### [Seite]
+++

Gericht lehnt Antrag eines Energie­un­ter­nehmens auf vorläufige Genehmigung von Strom­preis­er­hö­hungen abEilantrag der ovag Energie AG bleibt erfolglos

Das Verwal­tungs­gericht Gießen hat einen Eilantrag der ovag Energie AG abgelehnt, mit dem diese eine vorläufige Genehmigung von Strom­preis­er­hö­hungen ab dem 1. Januar 2006 erstreiten wollte.

Die ovag Energie AG betreibt als Tochter­un­ter­nehmen der im kommunalen Eigentum stehenden Oberhessischen Versorgungs- und Verkehrs­ge­sell­schaft mbH (OVVG) die Grundversorgung mit Elektrizität im Bereich der Landkreise Wetteraukreis, Vogelsbergkreis und Gießen. Sie bezieht die Elektrizität größtenteils vom EON-Konzern und weiteren Zulieferern. Bei den für den Vertrieb der Energie benötigten Netzein­rich­tungen bedient sie sich der Dienste des Schwes­ter­un­ter­nehmens Oberhessische Versor­gungs­be­triebe AG (OVAG), wofür sie ein Nutzungsentgelt bezahlt. Der derzeit gültige Stromtarif beruht auf einer vom zuständigen Ministerium für Wirtschaft, Verkehr und Landes­ent­wicklung erteilten und bis zum 31.12.2006 gültigen Genehmigung.

Mit der Begründung die Strom­beschaf­fungs­kosten seien deutlich gestiegen und zur Vermeidung von Verlusten sei eine Erhöhung der Absatzpreise erforderlich, beantragte die ovag Energie AG die Genehmigung einer Preiserhöhung zum 01.01.2006, der das Ministerium bisher nicht entsprochen hat und die es abzulehnen beabsichtigt, da die vorgetragenen Steigerungen im Bereich der Beschaf­fungs­kosten von Elektrizität durch die im Verlauf des Jahres 2006 zu erwartenden fallenden Kosten der Netznutzung kompensiert würden.

Die ovag Energie AG wandte sich daraufhin an des Verwal­tungs­gericht und berief sich darauf, ihr stehe ein Anspruch auf die beantragte Erhöhung der Stromtarife zu. Die Kosten der Beschaffung von Energie hätten sich bereits im Verlauf des Jahres 2005 deutlich erhöht und es werde auch im Jahr 2006 zu einer weiteren Erhöhung der entsprechenden Tarife kommen, so dass gegenüber dem Vorjahr mit zusätzlichen Kosten in Höhe von mehreren Millionen Euro zu rechnen sei. Eine Kompensation mit sinkenden Nutzungs­ent­gelten sei auszuschließen, da die von dem örtlichen Netzbetreiber OVAG veranschlagten Nutzungs­entgelte in der Höhe sachgerecht seien und es deshalb aus rechtlichen und tatsächlichen Gründen nicht zu erwarten sei, dass die Regulie­rungs­behörde niedrigere Tarife ansetzen werde. Das Ministerium war demgegenüber der Auffassung, dass die gestiegenen Beschaf­fungs­kosten durch die Anpassung der Verträge der Kunden, die nicht der Grundversorgung unterfielen, ausgeglichen werden könnten. Zudem seien die Netznut­zungs­kosten übersetzt. Durch diese würden Gewinne in den Bereich der Mutter­ge­sell­schaft verlagert, die dort zu ganz erheblichen Erträgen führten.

+++

### [Zu erledigende Aufgaben]
1. Zitiere aus dem Bericht über den Eilantrag der ovag Energie AG die Stelle zwischen „Gericht lehnt Antrag“ und „1. Januar 2006 erstreiten wollte.“, beide eingeschlossen.
2. Schreib den Bericht über den Eilantrag der ovag Energie AG im Anschluss an seinen letzten Satz weiter.

### [Bereitgestellte Daten]
+++

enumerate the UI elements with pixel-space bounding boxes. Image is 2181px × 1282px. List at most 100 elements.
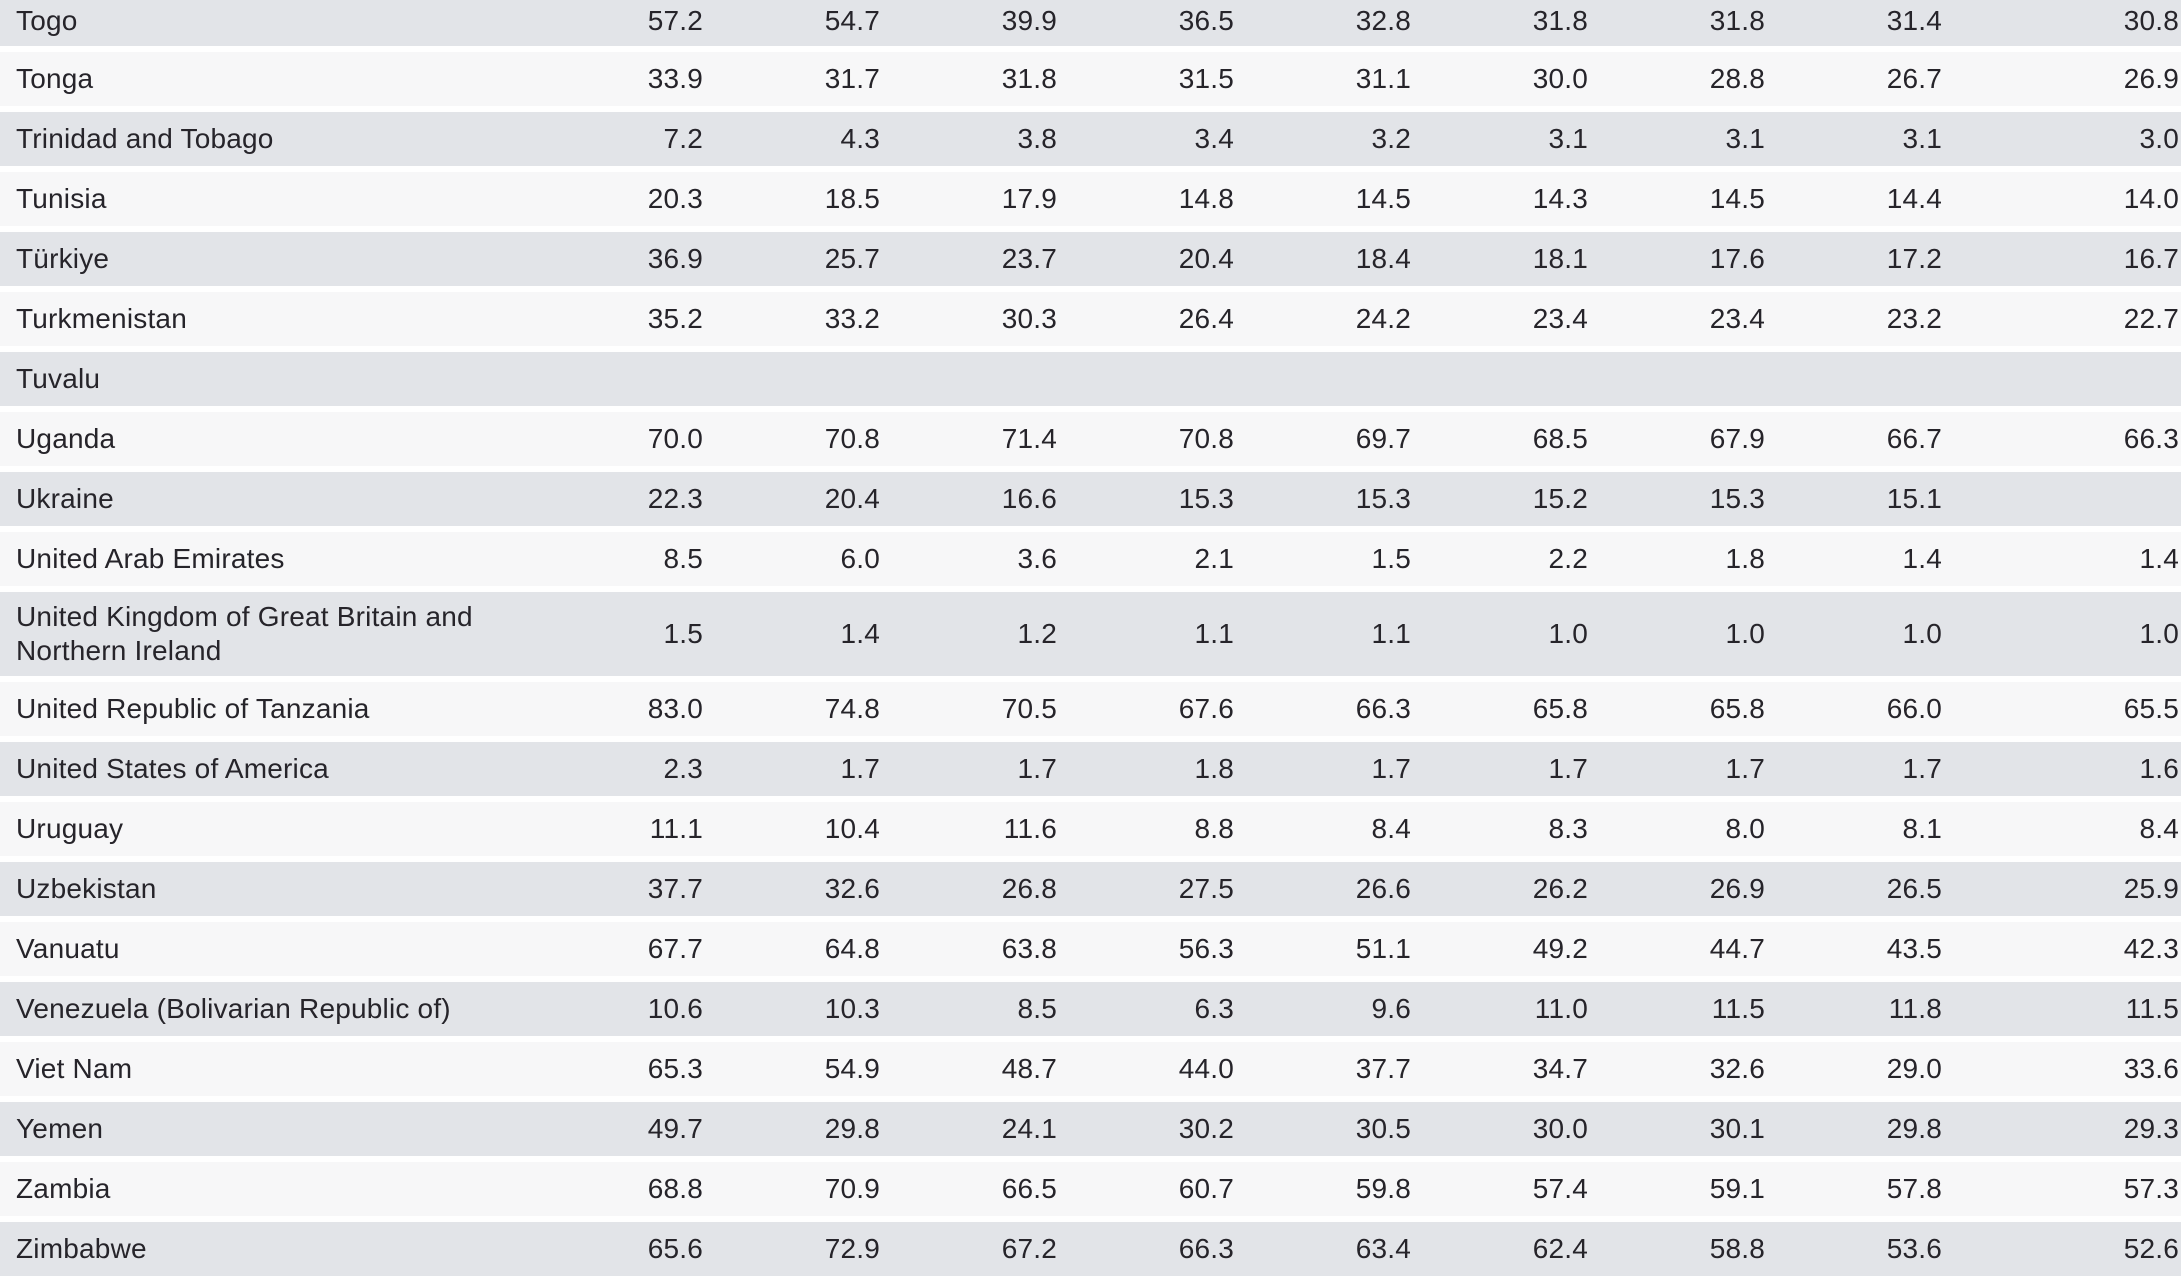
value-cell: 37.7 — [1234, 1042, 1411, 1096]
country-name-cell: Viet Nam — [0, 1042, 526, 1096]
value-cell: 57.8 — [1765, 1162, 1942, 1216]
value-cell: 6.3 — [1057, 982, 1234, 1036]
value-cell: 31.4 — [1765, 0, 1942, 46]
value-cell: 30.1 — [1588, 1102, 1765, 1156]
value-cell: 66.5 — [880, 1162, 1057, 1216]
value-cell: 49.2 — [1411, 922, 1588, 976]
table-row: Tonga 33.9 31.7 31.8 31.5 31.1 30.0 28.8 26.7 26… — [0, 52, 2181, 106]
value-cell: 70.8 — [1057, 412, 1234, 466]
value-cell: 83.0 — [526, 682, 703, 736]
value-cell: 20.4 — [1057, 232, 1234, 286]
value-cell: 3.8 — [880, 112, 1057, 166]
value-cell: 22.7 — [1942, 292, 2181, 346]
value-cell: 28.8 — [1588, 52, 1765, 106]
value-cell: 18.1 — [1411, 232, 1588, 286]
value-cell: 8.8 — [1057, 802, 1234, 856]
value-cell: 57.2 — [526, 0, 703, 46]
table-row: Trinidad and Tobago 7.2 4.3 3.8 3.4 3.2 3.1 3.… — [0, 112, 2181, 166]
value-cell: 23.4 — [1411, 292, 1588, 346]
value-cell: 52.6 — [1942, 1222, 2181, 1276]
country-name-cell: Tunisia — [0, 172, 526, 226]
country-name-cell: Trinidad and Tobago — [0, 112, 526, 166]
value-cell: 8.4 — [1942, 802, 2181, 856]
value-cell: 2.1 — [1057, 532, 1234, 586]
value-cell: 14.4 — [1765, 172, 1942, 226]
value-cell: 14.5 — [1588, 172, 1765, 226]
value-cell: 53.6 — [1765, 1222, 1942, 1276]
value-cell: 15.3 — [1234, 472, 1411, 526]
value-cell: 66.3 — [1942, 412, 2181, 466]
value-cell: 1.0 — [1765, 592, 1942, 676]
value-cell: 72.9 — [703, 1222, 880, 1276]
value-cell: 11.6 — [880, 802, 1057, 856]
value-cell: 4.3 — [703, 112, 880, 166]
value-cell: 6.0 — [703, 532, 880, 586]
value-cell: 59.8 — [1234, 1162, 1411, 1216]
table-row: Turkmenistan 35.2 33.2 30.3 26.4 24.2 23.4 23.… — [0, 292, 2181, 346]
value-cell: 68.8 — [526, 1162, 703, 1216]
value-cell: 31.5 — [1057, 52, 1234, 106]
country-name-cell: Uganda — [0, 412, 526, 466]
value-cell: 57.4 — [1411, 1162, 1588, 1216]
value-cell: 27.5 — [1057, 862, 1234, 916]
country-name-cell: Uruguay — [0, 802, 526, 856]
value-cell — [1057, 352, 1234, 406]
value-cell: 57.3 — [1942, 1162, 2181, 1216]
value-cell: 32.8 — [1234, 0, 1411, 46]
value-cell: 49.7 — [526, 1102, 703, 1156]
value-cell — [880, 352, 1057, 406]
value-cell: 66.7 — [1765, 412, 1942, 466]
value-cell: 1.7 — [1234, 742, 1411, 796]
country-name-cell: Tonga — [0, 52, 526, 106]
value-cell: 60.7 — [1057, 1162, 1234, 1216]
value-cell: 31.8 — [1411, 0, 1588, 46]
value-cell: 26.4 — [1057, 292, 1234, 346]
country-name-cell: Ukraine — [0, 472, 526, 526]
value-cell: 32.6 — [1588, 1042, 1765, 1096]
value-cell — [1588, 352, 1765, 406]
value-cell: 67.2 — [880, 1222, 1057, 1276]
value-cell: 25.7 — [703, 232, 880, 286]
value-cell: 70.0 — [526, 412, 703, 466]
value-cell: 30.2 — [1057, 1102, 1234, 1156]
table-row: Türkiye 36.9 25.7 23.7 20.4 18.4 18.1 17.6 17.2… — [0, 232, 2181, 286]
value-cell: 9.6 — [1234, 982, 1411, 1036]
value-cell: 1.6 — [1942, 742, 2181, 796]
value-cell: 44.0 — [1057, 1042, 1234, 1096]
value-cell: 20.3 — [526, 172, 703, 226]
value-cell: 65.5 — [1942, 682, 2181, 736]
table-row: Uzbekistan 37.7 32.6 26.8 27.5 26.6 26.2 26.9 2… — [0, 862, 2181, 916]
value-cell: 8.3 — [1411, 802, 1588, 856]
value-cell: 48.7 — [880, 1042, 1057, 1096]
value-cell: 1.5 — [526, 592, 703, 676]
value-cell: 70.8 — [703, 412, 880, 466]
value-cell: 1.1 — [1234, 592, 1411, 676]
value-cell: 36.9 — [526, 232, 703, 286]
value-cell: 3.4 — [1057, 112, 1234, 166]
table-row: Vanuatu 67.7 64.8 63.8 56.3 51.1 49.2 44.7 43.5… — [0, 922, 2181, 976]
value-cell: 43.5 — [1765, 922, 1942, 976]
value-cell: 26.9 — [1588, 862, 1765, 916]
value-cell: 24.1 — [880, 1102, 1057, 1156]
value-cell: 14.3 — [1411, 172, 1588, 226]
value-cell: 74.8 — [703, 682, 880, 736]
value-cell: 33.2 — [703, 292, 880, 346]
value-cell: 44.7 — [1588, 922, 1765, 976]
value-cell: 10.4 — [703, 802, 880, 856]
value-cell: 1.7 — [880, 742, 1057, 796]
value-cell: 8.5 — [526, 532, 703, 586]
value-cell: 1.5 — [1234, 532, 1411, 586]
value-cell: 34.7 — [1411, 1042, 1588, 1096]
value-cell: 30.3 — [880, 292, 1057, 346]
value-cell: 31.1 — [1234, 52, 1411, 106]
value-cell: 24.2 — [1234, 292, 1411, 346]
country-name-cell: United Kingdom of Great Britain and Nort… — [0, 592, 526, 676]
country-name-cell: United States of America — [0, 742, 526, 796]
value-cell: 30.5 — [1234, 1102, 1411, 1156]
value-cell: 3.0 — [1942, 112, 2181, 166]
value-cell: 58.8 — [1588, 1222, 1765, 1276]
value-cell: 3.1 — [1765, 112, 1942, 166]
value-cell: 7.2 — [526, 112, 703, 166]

+++

### [Gelöste Aufgaben]
1.
Gericht lehnt Antrag eines Energie­un­ter­nehmens auf vorläufige Genehmigung von Strom­preis­er­hö­hungen abEilantrag der ovag Energie AG bleibt erfolglos

Das Verwal­tungs­gericht Gießen hat einen Eilantrag der ovag Energie AG abgelehnt, mit dem diese eine vorläufige Genehmigung von Strom­preis­er­hö­hungen ab dem 1. Januar 2006 erstreiten wollte.

2.
Das Verwal­tungs­gericht hat mit der sehr ausführlich begründeten Entscheidung der ovag Energie AG den vorläufigen Rechtsschutz versagt, weil diese nach Auffassung der Kammer keinen Anordnungsgrund für eine vorläufige Genehmigung glaubhaft gemacht habe. Eine einstweilige Anordnung im verwal­tungs­ge­richt­lichen Verfahren, setzt voraus, dass glaubhaft gemacht wird, dass eine Entscheidung in der Hauptsache nicht abgewartet werden kann und eine einstweilige Regelung zur Abwehr wesentlicher bzw. unzumutbarer Nachteile erforderlich ist. Wesentliche bzw. unzumutbare Nachteile bestünden, so die Kammer, nicht allein in einem möglichen finanziellen Schaden, sondern lägen erst dann vor, wenn (a) dieser vorgetragene finanzielle Schaden in der Höhe erheblich erscheine, sich (b) anderweitig nicht abwenden lasse und (c) mit einer gewissen Wahrschein­lichkeit zu einer die Existenz des Unternehmens bedrohenden Gefährdung der finanziellen Verhältnisse führen werde. Alle drei Voraussetzungen sah die Kammer als nicht ausreichend glaubhaft gemacht.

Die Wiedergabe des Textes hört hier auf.